Items from a data source
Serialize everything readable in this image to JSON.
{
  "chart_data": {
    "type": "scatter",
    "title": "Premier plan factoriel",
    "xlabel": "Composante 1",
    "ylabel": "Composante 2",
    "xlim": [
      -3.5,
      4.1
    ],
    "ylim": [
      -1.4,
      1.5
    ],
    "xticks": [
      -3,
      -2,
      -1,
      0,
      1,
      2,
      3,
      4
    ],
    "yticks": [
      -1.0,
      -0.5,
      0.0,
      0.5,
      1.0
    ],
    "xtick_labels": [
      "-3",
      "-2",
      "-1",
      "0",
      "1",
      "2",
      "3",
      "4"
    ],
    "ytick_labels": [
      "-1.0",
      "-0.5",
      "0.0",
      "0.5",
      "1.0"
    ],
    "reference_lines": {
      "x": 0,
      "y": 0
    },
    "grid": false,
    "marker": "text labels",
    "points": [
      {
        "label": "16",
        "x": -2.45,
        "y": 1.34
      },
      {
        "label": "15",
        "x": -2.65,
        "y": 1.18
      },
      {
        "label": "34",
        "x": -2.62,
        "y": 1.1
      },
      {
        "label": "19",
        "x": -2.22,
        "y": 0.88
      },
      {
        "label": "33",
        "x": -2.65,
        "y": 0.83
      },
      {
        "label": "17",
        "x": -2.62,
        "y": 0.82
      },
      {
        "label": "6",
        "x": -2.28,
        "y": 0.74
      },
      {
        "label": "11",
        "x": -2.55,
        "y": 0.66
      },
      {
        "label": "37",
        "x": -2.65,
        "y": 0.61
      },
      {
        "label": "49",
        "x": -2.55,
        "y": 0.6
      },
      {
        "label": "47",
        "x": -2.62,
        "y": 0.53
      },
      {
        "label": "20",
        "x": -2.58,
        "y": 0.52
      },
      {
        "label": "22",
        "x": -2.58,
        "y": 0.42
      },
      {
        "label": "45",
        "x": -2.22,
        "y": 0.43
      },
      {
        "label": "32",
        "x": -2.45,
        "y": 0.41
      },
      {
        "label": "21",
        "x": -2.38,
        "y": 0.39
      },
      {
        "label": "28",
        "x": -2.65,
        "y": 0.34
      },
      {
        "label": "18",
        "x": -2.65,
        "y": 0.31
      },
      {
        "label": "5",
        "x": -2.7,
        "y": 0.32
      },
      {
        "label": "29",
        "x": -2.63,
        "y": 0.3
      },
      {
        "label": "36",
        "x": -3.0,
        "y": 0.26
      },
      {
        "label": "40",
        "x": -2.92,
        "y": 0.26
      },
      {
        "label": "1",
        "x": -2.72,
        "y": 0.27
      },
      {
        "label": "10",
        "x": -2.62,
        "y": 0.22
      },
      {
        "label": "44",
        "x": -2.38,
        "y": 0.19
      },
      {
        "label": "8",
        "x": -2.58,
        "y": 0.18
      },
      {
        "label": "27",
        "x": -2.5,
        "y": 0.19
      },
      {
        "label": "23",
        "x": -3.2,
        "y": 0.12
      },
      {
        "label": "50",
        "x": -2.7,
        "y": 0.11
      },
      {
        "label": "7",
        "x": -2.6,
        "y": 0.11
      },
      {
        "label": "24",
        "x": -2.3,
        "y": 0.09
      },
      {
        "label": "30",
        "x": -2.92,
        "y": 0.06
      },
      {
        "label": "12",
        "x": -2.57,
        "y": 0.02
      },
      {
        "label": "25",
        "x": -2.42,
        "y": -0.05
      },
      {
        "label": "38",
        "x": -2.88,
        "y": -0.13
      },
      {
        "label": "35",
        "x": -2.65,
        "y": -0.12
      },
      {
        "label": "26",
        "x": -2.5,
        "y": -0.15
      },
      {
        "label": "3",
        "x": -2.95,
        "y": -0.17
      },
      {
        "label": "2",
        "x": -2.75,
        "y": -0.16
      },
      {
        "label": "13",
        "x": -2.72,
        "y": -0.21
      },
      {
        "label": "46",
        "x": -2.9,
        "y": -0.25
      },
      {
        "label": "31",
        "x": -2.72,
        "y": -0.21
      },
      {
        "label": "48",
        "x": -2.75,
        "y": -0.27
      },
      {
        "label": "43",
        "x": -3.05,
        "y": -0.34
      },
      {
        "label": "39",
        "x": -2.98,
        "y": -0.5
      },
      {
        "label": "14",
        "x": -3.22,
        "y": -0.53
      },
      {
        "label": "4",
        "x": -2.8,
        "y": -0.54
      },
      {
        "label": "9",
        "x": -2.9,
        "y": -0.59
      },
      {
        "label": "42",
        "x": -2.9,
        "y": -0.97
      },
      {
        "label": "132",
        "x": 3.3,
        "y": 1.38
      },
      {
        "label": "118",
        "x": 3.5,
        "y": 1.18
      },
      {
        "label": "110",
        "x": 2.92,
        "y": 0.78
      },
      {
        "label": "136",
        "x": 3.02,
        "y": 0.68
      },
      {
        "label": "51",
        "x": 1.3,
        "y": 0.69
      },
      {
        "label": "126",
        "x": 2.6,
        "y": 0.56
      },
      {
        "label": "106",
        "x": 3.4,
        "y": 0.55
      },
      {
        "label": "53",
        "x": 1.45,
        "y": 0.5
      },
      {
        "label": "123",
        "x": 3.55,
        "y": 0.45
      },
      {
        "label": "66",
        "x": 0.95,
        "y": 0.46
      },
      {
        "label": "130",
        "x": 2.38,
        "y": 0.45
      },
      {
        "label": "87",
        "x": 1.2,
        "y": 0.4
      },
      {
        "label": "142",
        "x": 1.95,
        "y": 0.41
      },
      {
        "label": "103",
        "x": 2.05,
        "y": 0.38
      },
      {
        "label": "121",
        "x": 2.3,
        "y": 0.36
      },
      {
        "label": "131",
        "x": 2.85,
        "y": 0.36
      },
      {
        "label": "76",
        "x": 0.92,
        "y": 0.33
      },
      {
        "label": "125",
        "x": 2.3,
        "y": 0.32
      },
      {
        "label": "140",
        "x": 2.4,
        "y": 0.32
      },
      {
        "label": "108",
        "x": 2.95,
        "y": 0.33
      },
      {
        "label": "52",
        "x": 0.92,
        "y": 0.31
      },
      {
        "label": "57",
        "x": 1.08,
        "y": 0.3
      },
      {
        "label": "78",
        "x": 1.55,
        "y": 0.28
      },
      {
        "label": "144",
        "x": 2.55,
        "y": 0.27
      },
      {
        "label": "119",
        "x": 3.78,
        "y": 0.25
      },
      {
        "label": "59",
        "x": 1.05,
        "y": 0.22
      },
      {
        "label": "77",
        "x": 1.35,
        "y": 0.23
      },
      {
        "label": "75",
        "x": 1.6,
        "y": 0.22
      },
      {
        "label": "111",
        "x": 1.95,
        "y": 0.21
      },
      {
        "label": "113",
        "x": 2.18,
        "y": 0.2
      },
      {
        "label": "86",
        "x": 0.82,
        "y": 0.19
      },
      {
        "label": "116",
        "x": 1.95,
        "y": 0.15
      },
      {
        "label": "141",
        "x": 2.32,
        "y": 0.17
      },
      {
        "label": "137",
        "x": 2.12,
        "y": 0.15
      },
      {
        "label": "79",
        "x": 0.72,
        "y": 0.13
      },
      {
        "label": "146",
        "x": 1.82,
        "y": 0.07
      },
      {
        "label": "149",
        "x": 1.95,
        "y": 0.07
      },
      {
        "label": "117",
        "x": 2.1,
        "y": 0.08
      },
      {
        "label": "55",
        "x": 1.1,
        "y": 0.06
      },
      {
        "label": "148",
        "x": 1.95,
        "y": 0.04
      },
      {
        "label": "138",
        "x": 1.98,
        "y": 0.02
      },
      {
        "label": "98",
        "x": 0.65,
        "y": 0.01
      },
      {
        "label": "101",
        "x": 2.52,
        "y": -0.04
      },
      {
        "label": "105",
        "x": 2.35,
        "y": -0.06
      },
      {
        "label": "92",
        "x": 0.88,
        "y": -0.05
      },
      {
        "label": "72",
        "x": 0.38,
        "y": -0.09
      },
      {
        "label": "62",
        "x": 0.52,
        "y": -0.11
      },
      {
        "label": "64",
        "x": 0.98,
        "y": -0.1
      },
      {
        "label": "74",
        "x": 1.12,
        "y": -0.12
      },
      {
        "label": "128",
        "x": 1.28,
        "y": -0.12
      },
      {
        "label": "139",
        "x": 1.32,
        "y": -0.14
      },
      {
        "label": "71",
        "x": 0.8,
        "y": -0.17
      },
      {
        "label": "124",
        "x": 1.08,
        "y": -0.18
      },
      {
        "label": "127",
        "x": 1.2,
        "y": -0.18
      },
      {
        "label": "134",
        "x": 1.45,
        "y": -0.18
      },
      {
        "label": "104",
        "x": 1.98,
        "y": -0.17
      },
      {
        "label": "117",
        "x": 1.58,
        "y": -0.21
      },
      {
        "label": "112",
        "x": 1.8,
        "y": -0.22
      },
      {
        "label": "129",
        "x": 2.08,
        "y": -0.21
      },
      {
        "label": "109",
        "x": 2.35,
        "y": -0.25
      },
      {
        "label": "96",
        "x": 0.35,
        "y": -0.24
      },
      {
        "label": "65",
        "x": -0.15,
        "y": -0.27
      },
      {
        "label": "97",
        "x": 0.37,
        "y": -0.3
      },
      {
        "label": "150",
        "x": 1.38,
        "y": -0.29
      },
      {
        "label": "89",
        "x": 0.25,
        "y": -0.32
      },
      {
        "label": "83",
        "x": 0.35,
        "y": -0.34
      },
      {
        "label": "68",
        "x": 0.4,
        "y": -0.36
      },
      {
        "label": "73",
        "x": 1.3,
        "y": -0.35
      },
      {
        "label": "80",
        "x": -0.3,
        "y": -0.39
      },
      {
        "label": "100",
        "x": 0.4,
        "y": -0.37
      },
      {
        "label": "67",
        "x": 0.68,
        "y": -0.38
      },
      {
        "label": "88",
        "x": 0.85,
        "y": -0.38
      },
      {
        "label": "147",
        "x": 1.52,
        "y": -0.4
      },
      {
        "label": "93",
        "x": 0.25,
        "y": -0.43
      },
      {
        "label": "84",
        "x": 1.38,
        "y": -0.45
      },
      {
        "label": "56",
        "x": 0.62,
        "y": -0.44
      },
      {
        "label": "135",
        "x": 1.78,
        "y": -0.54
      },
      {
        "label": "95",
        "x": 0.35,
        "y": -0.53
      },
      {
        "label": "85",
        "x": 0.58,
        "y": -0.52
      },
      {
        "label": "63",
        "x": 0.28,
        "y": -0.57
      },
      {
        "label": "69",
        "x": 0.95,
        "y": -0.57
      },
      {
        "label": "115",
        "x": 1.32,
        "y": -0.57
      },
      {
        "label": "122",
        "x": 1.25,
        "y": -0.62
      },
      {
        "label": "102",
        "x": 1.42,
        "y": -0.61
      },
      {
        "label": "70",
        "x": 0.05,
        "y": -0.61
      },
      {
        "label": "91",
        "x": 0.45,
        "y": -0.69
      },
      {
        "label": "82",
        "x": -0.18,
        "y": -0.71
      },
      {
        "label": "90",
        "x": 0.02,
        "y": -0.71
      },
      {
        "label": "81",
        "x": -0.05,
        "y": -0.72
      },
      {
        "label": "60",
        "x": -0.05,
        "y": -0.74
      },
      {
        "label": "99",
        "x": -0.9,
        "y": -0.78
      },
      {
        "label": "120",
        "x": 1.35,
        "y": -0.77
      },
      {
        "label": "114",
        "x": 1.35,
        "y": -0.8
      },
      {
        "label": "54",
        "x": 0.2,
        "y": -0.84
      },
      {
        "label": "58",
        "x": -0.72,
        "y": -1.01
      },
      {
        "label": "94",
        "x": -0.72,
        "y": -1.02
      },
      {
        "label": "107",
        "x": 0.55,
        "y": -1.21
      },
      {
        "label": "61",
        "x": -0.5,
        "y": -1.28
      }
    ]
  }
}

*Task details*:
Reproduce each line from the records that contains the word "Composante".

*Result for this exercise*:
    "xlabel": "Composante 1",
    "ylabel": "Composante 2",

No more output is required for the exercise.